-- START Material provided --

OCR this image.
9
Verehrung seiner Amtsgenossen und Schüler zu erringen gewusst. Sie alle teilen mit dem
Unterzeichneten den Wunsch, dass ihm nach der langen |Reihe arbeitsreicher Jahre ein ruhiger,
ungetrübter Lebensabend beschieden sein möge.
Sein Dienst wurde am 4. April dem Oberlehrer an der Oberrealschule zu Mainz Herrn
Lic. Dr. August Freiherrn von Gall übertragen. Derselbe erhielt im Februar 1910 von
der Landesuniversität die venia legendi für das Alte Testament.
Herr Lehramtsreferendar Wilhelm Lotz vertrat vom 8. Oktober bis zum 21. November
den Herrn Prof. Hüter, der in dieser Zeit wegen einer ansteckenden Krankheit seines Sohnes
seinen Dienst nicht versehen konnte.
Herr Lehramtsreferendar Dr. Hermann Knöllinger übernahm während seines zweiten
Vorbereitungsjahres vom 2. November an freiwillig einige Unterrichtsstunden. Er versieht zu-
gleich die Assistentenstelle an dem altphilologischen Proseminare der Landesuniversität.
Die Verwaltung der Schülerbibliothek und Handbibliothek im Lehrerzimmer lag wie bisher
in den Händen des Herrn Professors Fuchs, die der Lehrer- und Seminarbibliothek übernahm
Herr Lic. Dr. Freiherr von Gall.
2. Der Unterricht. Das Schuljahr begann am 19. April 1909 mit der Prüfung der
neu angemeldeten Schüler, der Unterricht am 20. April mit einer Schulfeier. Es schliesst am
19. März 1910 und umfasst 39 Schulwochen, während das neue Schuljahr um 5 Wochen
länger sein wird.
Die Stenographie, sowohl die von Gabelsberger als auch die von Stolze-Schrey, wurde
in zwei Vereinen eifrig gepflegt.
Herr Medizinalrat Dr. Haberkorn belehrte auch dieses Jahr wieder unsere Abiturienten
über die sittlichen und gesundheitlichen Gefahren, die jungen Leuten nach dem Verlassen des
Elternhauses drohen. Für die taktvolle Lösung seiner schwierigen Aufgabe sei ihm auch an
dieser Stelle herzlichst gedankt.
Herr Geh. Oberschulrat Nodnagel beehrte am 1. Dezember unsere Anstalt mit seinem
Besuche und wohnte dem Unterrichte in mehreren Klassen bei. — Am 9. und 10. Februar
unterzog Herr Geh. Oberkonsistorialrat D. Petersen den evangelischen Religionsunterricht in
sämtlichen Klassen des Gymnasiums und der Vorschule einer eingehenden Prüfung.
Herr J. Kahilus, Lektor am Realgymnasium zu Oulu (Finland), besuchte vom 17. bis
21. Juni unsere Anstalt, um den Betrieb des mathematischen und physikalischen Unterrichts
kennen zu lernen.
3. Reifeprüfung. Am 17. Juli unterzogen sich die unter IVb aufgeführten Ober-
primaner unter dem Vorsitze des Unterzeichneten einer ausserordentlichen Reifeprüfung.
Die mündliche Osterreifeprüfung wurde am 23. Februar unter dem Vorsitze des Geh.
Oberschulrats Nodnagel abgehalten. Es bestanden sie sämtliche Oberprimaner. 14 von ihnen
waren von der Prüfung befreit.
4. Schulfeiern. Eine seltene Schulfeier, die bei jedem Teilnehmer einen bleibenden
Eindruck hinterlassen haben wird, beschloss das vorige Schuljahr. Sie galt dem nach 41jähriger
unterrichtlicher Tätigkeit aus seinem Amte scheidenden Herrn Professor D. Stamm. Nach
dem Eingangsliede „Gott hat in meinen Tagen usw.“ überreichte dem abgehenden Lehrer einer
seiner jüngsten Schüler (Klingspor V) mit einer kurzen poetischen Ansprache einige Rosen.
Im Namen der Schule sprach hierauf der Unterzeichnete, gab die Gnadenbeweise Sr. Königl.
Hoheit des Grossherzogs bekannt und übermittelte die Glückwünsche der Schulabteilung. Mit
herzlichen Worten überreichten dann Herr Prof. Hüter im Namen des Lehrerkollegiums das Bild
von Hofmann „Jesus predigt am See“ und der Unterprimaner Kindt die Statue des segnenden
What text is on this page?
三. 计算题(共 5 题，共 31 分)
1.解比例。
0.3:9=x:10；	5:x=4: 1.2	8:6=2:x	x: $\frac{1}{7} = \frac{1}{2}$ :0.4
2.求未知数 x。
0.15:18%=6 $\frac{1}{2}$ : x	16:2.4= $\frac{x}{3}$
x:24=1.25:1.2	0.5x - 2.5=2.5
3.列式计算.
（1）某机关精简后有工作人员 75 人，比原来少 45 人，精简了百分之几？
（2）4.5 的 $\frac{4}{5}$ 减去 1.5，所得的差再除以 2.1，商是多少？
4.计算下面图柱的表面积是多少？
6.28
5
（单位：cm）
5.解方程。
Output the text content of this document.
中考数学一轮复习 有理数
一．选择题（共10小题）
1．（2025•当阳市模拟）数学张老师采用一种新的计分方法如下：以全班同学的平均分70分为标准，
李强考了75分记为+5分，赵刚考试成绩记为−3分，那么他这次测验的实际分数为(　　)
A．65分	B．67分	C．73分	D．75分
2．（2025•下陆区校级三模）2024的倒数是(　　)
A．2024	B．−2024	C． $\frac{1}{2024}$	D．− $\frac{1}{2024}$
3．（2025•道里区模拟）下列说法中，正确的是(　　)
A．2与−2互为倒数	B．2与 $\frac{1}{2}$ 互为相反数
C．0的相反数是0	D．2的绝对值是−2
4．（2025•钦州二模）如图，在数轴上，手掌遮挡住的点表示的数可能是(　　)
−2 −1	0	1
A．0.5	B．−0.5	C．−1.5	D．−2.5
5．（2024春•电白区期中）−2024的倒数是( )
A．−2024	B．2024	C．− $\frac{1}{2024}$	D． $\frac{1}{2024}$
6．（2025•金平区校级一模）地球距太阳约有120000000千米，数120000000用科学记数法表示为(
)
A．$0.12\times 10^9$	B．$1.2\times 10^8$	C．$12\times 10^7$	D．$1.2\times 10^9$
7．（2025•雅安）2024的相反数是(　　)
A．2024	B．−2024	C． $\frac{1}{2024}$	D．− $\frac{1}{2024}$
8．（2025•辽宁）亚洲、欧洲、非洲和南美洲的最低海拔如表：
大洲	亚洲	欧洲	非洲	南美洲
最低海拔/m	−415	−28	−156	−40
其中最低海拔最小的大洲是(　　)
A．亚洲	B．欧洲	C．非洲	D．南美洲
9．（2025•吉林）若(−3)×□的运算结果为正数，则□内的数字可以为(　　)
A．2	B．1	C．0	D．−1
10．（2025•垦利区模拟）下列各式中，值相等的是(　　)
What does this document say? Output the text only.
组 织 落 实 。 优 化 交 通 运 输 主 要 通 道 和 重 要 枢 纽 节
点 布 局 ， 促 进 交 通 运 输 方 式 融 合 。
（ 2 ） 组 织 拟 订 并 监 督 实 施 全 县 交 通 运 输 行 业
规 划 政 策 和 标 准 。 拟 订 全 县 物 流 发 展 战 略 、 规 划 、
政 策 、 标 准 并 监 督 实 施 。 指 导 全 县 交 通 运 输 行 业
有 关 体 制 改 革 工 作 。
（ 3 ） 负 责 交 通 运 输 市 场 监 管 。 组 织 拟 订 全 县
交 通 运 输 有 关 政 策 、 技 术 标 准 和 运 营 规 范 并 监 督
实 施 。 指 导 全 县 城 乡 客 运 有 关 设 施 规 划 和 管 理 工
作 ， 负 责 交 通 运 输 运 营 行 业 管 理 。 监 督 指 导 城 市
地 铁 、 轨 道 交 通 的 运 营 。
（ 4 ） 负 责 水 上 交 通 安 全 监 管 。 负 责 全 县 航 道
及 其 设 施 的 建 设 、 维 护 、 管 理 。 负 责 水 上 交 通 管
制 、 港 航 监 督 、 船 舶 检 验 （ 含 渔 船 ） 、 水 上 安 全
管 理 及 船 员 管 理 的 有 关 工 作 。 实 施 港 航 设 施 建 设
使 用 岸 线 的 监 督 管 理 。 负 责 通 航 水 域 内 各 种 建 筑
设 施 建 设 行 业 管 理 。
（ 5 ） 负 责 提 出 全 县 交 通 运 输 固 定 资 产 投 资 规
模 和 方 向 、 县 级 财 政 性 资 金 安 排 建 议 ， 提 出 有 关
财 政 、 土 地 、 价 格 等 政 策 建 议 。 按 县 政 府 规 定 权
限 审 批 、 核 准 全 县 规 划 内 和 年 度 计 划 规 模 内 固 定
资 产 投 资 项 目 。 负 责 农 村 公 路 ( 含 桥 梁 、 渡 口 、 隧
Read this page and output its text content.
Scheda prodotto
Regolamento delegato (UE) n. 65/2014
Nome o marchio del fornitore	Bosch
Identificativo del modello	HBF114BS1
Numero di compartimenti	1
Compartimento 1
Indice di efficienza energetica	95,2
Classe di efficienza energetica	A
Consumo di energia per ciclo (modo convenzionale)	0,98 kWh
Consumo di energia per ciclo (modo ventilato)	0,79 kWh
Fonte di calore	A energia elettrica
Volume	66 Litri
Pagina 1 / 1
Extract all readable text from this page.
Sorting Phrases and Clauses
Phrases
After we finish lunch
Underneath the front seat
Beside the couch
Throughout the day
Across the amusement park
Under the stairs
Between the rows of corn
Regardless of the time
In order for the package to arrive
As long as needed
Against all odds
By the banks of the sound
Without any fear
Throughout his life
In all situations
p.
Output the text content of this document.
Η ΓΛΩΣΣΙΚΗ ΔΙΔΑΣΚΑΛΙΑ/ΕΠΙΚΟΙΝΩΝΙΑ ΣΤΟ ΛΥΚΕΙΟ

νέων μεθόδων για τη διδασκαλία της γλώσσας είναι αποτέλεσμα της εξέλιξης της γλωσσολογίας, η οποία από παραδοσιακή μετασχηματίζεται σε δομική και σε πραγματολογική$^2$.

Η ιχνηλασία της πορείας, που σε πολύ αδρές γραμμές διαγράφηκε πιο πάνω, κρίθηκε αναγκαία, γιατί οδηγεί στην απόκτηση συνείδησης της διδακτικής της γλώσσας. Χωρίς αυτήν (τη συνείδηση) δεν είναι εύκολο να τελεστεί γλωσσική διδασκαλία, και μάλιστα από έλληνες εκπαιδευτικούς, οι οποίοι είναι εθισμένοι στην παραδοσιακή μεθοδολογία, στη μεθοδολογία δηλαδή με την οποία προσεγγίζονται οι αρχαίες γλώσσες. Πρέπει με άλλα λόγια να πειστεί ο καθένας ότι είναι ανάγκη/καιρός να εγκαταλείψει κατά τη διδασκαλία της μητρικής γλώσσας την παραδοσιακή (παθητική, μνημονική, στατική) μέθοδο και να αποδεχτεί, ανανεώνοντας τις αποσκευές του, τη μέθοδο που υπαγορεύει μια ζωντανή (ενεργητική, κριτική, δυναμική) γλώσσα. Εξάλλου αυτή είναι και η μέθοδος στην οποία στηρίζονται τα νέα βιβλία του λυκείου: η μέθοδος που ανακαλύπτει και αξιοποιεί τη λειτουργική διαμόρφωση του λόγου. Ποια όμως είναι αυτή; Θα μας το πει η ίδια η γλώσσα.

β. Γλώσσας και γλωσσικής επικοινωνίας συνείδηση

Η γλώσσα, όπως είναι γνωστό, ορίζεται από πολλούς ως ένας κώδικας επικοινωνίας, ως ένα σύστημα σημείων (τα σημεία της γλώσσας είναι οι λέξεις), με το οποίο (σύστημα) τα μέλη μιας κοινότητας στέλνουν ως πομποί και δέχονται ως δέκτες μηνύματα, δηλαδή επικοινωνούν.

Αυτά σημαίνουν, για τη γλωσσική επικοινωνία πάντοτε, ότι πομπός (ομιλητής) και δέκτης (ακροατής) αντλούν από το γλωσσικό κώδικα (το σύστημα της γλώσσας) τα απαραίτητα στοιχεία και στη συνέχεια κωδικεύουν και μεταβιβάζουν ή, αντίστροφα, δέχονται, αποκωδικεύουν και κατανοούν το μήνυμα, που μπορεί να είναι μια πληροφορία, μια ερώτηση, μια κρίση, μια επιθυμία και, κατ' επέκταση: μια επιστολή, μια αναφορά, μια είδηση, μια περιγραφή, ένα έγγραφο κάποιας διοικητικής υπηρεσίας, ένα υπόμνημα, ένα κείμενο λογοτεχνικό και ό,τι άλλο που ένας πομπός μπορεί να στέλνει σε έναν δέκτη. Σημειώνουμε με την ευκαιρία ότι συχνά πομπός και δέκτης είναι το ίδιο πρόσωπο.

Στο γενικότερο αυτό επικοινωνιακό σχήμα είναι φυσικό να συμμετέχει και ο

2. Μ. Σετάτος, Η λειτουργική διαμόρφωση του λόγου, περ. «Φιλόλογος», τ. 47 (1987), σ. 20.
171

-- END Material provided --

## [Directive]
List every line above that holds the word "energia".

## [Response]
Consumo di energia per ciclo (modo convenzionale)	0,98 kWh
Consumo di energia per ciclo (modo ventilato)	0,79 kWh
Fonte di calore	A energia elettrica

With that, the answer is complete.